◆ EXCERPT ◆
I liked the variety, color, and texture of the city. I wanted to
attend Kenyon College, but it was too costly for us back then, so I went to
The Ohio State University, in the middle of Columbus, instead. It was a blessing in disguise. As soon as I
arrived in Columbus, I made a decision to live in the city, not the
suburbs. And so for nearly thirty
years, I did just that. It was a
political and philosophical decision.
I didn’t like what the flight of the middle class to the suburbs was
doing to American cities everywhere.

◆ PROBLEM 1 ◆
Copy the portion of the Columbus passage between "I liked the" and "and philosophical decision.", inclusive.
◆ PROBLEM 2 ◆
Answer these questions from the Columbus passage:
(a) Which college did the writer first want to attend?
(b) For about how long did the writer live in the city?
(c) What two words describe the decision to live in the city?
Use only the Columbus passage as your source.

◆ SUPPLIED MATERIAL ◆

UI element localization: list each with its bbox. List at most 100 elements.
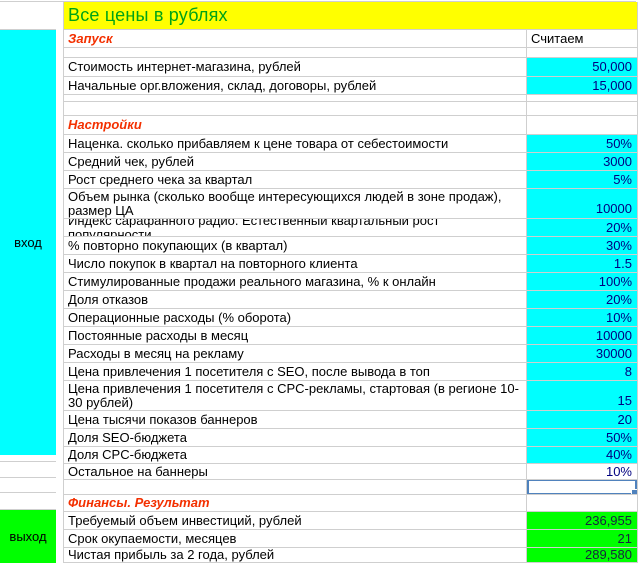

◆ SOLUTION 1 ◆
I liked the variety, color, and texture of the city. I wanted to
attend Kenyon College, but it was too costly for us back then, so I went to
The Ohio State University, in the middle of Columbus, instead. It was a blessing in disguise. As soon as I
arrived in Columbus, I made a decision to live in the city, not the
suburbs. And so for nearly thirty
years, I did just that. It was a
political and philosophical decision.

◆ SOLUTION 2 ◆
(a) Kenyon College
(b) Nearly thirty years
(c) Political and philosophical